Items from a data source
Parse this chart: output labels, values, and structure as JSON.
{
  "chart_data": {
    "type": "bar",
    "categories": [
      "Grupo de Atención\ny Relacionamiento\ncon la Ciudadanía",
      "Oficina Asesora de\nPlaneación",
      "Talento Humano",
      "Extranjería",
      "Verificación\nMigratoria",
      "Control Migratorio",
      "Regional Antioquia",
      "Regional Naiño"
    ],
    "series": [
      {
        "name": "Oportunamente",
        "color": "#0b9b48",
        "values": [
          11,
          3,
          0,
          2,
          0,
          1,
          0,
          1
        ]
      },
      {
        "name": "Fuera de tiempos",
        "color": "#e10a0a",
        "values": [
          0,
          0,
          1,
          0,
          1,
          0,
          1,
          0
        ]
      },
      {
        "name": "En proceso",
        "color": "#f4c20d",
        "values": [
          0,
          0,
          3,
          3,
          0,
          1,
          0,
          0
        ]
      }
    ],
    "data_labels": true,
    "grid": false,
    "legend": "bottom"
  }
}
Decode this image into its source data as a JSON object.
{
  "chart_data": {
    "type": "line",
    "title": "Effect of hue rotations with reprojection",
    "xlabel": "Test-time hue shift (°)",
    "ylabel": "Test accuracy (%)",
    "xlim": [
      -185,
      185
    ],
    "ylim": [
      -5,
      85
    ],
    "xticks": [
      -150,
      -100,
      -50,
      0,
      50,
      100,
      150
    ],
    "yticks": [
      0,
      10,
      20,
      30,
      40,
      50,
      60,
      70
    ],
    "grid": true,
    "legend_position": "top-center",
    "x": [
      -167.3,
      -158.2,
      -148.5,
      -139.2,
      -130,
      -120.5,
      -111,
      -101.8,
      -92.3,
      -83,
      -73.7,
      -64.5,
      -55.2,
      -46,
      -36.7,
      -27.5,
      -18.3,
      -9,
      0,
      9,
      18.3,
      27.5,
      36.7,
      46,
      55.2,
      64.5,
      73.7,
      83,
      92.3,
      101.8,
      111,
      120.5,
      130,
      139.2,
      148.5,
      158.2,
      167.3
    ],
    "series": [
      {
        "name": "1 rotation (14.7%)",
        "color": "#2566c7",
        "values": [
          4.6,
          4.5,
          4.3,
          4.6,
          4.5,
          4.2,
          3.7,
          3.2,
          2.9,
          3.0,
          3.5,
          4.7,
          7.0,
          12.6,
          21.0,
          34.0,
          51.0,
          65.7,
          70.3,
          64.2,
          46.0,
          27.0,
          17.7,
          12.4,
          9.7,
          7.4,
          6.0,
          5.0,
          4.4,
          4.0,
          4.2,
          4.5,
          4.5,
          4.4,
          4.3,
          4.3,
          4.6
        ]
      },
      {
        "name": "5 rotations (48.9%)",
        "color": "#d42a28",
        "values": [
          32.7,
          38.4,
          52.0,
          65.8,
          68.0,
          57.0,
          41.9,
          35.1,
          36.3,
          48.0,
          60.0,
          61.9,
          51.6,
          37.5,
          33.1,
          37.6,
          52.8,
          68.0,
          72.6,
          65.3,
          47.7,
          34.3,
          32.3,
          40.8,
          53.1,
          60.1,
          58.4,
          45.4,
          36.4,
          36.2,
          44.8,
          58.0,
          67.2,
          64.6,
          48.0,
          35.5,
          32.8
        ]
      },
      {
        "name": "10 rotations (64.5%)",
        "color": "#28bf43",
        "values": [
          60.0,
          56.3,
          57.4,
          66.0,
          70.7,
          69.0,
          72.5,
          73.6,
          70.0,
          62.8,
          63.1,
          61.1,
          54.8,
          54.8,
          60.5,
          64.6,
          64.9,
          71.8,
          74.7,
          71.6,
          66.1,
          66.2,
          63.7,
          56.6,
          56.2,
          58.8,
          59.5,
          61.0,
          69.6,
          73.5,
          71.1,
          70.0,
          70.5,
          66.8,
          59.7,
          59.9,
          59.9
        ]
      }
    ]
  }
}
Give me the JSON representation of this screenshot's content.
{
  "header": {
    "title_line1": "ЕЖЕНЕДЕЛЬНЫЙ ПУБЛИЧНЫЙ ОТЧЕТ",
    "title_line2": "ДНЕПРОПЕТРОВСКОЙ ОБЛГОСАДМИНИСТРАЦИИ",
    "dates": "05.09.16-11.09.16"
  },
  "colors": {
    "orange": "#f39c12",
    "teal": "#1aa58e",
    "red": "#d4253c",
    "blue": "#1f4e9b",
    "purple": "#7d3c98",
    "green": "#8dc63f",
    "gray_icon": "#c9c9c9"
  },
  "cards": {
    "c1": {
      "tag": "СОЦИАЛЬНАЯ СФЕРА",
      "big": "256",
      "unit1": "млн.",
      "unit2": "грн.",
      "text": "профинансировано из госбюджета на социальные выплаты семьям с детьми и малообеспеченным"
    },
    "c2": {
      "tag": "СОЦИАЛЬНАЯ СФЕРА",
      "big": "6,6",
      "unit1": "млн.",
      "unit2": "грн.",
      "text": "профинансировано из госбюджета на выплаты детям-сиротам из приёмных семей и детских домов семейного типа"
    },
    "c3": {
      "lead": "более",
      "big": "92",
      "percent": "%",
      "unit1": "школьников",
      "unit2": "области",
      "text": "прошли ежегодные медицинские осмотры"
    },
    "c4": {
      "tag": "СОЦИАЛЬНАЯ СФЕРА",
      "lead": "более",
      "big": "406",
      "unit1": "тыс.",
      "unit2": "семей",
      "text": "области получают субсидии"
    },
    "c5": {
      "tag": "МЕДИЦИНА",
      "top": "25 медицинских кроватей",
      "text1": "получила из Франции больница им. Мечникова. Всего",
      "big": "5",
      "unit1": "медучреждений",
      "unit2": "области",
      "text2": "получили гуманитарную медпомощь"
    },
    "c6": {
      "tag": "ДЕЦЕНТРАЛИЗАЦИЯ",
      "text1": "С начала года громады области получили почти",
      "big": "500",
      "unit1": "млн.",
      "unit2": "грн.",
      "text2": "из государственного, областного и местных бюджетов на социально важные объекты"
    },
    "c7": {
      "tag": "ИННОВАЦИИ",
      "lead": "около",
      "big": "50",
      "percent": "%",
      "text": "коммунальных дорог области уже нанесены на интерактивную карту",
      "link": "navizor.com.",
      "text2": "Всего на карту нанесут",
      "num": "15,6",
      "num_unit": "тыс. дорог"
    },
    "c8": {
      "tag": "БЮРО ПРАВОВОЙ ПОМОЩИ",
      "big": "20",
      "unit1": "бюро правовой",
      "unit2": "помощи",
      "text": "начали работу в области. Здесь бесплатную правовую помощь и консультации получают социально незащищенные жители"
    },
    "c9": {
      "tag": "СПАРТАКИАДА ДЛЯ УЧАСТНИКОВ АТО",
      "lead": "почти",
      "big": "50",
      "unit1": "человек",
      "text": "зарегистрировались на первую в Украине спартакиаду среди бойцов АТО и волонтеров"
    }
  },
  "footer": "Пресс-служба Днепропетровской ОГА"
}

● Set problem: Write out the entries in full, exactly as given.

● The output:
Parse this chart: output labels, values, and structure as JSON.
{
  "chart_data": {
    "type": "bar",
    "categories": [
      "Grupo de Atención\ny Relacionamiento\ncon la Ciudadanía",
      "Oficina Asesora de\nPlaneación",
      "Talento Humano",
      "Extranjería",
      "Verificación\nMigratoria",
      "Control Migratorio",
      "Regional Antioquia",
      "Regional Naiño"
    ],
    "series": [
      {
        "name": "Oportunamente",
        "color": "#0b9b48",
        "values": [
          11,
          3,
          0,
          2,
          0,
          1,
          0,
          1
        ]
      },
      {
        "name": "Fuera de tiempos",
        "color": "#e10a0a",
        "values": [
          0,
          0,
          1,
          0,
          1,
          0,
          1,
          0
        ]
      },
      {
        "name": "En proceso",
        "color": "#f4c20d",
        "values": [
          0,
          0,
          3,
          3,
          0,
          1,
          0,
          0
        ]
      }
    ],
    "data_labels": true,
    "grid": false,
    "legend": "bottom"
  }
}
Decode this image into its source data as a JSON object.
{
  "chart_data": {
    "type": "line",
    "title": "Effect of hue rotations with reprojection",
    "xlabel": "Test-time hue shift (°)",
    "ylabel": "Test accuracy (%)",
    "xlim": [
      -185,
      185
    ],
    "ylim": [
      -5,
      85
    ],
    "xticks": [
      -150,
      -100,
      -50,
      0,
      50,
      100,
      150
    ],
    "yticks": [
      0,
      10,
      20,
      30,
      40,
      50,
      60,
      70
    ],
    "grid": true,
    "legend_position": "top-center",
    "x": [
      -167.3,
      -158.2,
      -148.5,
      -139.2,
      -130,
      -120.5,
      -111,
      -101.8,
      -92.3,
      -83,
      -73.7,
      -64.5,
      -55.2,
      -46,
      -36.7,
      -27.5,
      -18.3,
      -9,
      0,
      9,
      18.3,
      27.5,
      36.7,
      46,
      55.2,
      64.5,
      73.7,
      83,
      92.3,
      101.8,
      111,
      120.5,
      130,
      139.2,
      148.5,
      158.2,
      167.3
    ],
    "series": [
      {
        "name": "1 rotation (14.7%)",
        "color": "#2566c7",
        "values": [
          4.6,
          4.5,
          4.3,
          4.6,
          4.5,
          4.2,
          3.7,
          3.2,
          2.9,
          3.0,
          3.5,
          4.7,
          7.0,
          12.6,
          21.0,
          34.0,
          51.0,
          65.7,
          70.3,
          64.2,
          46.0,
          27.0,
          17.7,
          12.4,
          9.7,
          7.4,
          6.0,
          5.0,
          4.4,
          4.0,
          4.2,
          4.5,
          4.5,
          4.4,
          4.3,
          4.3,
          4.6
        ]
      },
      {
        "name": "5 rotations (48.9%)",
        "color": "#d42a28",
        "values": [
          32.7,
          38.4,
          52.0,
          65.8,
          68.0,
          57.0,
          41.9,
          35.1,
          36.3,
          48.0,
          60.0,
          61.9,
          51.6,
          37.5,
          33.1,
          37.6,
          52.8,
          68.0,
          72.6,
          65.3,
          47.7,
          34.3,
          32.3,
          40.8,
          53.1,
          60.1,
          58.4,
          45.4,
          36.4,
          36.2,
          44.8,
          58.0,
          67.2,
          64.6,
          48.0,
          35.5,
          32.8
        ]
      },
      {
        "name": "10 rotations (64.5%)",
        "color": "#28bf43",
        "values": [
          60.0,
          56.3,
          57.4,
          66.0,
          70.7,
          69.0,
          72.5,
          73.6,
          70.0,
          62.8,
          63.1,
          61.1,
          54.8,
          54.8,
          60.5,
          64.6,
          64.9,
          71.8,
          74.7,
          71.6,
          66.1,
          66.2,
          63.7,
          56.6,
          56.2,
          58.8,
          59.5,
          61.0,
          69.6,
          73.5,
          71.1,
          70.0,
          70.5,
          66.8,
          59.7,
          59.9,
          59.9
        ]
      }
    ]
  }
}
Give me the JSON representation of this screenshot's content.
{
  "header": {
    "title_line1": "ЕЖЕНЕДЕЛЬНЫЙ ПУБЛИЧНЫЙ ОТЧЕТ",
    "title_line2": "ДНЕПРОПЕТРОВСКОЙ ОБЛГОСАДМИНИСТРАЦИИ",
    "dates": "05.09.16-11.09.16"
  },
  "colors": {
    "orange": "#f39c12",
    "teal": "#1aa58e",
    "red": "#d4253c",
    "blue": "#1f4e9b",
    "purple": "#7d3c98",
    "green": "#8dc63f",
    "gray_icon": "#c9c9c9"
  },
  "cards": {
    "c1": {
      "tag": "СОЦИАЛЬНАЯ СФЕРА",
      "big": "256",
      "unit1": "млн.",
      "unit2": "грн.",
      "text": "профинансировано из госбюджета на социальные выплаты семьям с детьми и малообеспеченным"
    },
    "c2": {
      "tag": "СОЦИАЛЬНАЯ СФЕРА",
      "big": "6,6",
      "unit1": "млн.",
      "unit2": "грн.",
      "text": "профинансировано из госбюджета на выплаты детям-сиротам из приёмных семей и детских домов семейного типа"
    },
    "c3": {
      "lead": "более",
      "big": "92",
      "percent": "%",
      "unit1": "школьников",
      "unit2": "области",
      "text": "прошли ежегодные медицинские осмотры"
    },
    "c4": {
      "tag": "СОЦИАЛЬНАЯ СФЕРА",
      "lead": "более",
      "big": "406",
      "unit1": "тыс.",
      "unit2": "семей",
      "text": "области получают субсидии"
    },
    "c5": {
      "tag": "МЕДИЦИНА",
      "top": "25 медицинских кроватей",
      "text1": "получила из Франции больница им. Мечникова. Всего",
      "big": "5",
      "unit1": "медучреждений",
      "unit2": "области",
      "text2": "получили гуманитарную медпомощь"
    },
    "c6": {
      "tag": "ДЕЦЕНТРАЛИЗАЦИЯ",
      "text1": "С начала года громады области получили почти",
      "big": "500",
      "unit1": "млн.",
      "unit2": "грн.",
      "text2": "из государственного, областного и местных бюджетов на социально важные объекты"
    },
    "c7": {
      "tag": "ИННОВАЦИИ",
      "lead": "около",
      "big": "50",
      "percent": "%",
      "text": "коммунальных дорог области уже нанесены на интерактивную карту",
      "link": "navizor.com.",
      "text2": "Всего на карту нанесут",
      "num": "15,6",
      "num_unit": "тыс. дорог"
    },
    "c8": {
      "tag": "БЮРО ПРАВОВОЙ ПОМОЩИ",
      "big": "20",
      "unit1": "бюро правовой",
      "unit2": "помощи",
      "text": "начали работу в области. Здесь бесплатную правовую помощь и консультации получают социально незащищенные жители"
    },
    "c9": {
      "tag": "СПАРТАКИАДА ДЛЯ УЧАСТНИКОВ АТО",
      "lead": "почти",
      "big": "50",
      "unit1": "человек",
      "text": "зарегистрировались на первую в Украине спартакиаду среди бойцов АТО и волонтеров"
    }
  },
  "footer": "Пресс-служба Днепропетровской ОГА"
}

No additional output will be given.